Entries taken from a collection:
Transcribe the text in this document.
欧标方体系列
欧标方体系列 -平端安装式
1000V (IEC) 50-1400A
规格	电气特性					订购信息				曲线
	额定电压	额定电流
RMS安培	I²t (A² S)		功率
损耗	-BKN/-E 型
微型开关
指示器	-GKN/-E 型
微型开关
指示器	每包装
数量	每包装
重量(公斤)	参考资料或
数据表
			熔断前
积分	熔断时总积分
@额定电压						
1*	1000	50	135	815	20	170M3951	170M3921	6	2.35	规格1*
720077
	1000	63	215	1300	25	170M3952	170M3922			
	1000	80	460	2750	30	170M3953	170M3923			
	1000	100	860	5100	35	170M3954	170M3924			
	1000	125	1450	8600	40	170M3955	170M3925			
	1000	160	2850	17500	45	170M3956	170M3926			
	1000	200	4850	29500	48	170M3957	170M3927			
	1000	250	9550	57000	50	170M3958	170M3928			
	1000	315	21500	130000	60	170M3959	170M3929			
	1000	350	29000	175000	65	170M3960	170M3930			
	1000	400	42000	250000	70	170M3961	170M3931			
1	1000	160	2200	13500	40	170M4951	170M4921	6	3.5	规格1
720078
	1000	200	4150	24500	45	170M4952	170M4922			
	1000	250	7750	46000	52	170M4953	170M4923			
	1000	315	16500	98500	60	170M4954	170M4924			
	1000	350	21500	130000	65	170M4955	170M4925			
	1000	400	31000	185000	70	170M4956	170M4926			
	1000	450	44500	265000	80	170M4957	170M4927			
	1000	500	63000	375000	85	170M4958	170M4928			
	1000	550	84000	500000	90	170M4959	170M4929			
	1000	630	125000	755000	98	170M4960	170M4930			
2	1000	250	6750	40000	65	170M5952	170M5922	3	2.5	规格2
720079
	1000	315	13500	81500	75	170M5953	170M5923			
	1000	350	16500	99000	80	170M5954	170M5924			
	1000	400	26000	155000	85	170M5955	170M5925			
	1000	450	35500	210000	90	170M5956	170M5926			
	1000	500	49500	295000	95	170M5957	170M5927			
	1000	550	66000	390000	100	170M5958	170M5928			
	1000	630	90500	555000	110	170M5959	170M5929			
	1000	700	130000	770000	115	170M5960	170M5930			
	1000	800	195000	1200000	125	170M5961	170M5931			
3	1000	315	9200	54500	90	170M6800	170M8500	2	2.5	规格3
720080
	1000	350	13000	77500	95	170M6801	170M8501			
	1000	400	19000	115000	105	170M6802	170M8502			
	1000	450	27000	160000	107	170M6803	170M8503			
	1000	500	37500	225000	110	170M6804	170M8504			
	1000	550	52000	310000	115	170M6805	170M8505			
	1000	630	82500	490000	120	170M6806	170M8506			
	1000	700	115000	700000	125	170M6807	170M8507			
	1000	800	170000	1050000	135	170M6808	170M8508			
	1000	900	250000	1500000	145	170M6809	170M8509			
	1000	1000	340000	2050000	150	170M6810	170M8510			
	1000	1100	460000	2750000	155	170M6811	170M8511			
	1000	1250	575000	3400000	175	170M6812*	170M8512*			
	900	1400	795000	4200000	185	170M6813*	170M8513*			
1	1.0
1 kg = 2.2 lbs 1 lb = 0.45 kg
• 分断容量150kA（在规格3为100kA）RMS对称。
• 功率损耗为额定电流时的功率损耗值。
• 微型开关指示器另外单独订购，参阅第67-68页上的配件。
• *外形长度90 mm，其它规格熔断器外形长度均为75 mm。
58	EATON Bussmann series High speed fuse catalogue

TO DO:
Every entry must be retyped in full, exactly as given.

RESULT OF THE TASK:
Transcribe the text in this document.
欧标方体系列
欧标方体系列 -平端安装式
1000V (IEC) 50-1400A
规格	电气特性					订购信息				曲线
	额定电压	额定电流
RMS安培	I²t (A² S)		功率
损耗	-BKN/-E 型
微型开关
指示器	-GKN/-E 型
微型开关
指示器	每包装
数量	每包装
重量(公斤)	参考资料或
数据表
			熔断前
积分	熔断时总积分
@额定电压						
1*	1000	50	135	815	20	170M3951	170M3921	6	2.35	规格1*
720077
	1000	63	215	1300	25	170M3952	170M3922			
	1000	80	460	2750	30	170M3953	170M3923			
	1000	100	860	5100	35	170M3954	170M3924			
	1000	125	1450	8600	40	170M3955	170M3925			
	1000	160	2850	17500	45	170M3956	170M3926			
	1000	200	4850	29500	48	170M3957	170M3927			
	1000	250	9550	57000	50	170M3958	170M3928			
	1000	315	21500	130000	60	170M3959	170M3929			
	1000	350	29000	175000	65	170M3960	170M3930			
	1000	400	42000	250000	70	170M3961	170M3931			
1	1000	160	2200	13500	40	170M4951	170M4921	6	3.5	规格1
720078
	1000	200	4150	24500	45	170M4952	170M4922			
	1000	250	7750	46000	52	170M4953	170M4923			
	1000	315	16500	98500	60	170M4954	170M4924			
	1000	350	21500	130000	65	170M4955	170M4925			
	1000	400	31000	185000	70	170M4956	170M4926			
	1000	450	44500	265000	80	170M4957	170M4927			
	1000	500	63000	375000	85	170M4958	170M4928			
	1000	550	84000	500000	90	170M4959	170M4929			
	1000	630	125000	755000	98	170M4960	170M4930			
2	1000	250	6750	40000	65	170M5952	170M5922	3	2.5	规格2
720079
	1000	315	13500	81500	75	170M5953	170M5923			
	1000	350	16500	99000	80	170M5954	170M5924			
	1000	400	26000	155000	85	170M5955	170M5925			
	1000	450	35500	210000	90	170M5956	170M5926			
	1000	500	49500	295000	95	170M5957	170M5927			
	1000	550	66000	390000	100	170M5958	170M5928			
	1000	630	90500	555000	110	170M5959	170M5929			
	1000	700	130000	770000	115	170M5960	170M5930			
	1000	800	195000	1200000	125	170M5961	170M5931			
3	1000	315	9200	54500	90	170M6800	170M8500	2	2.5	规格3
720080
	1000	350	13000	77500	95	170M6801	170M8501			
	1000	400	19000	115000	105	170M6802	170M8502			
	1000	450	27000	160000	107	170M6803	170M8503			
	1000	500	37500	225000	110	170M6804	170M8504			
	1000	550	52000	310000	115	170M6805	170M8505			
	1000	630	82500	490000	120	170M6806	170M8506			
	1000	700	115000	700000	125	170M6807	170M8507			
	1000	800	170000	1050000	135	170M6808	170M8508			
	1000	900	250000	1500000	145	170M6809	170M8509			
	1000	1000	340000	2050000	150	170M6810	170M8510			
	1000	1100	460000	2750000	155	170M6811	170M8511			
	1000	1250	575000	3400000	175	170M6812*	170M8512*			
	900	1400	795000	4200000	185	170M6813*	170M8513*			
1	1.0
1 kg = 2.2 lbs 1 lb = 0.45 kg
• 分断容量150kA（在规格3为100kA）RMS对称。
• 功率损耗为额定电流时的功率损耗值。
• 微型开关指示器另外单独订购，参阅第67-68页上的配件。
• *外形长度90 mm，其它规格熔断器外形长度均为75 mm。
58	EATON Bussmann series High speed fuse catalogue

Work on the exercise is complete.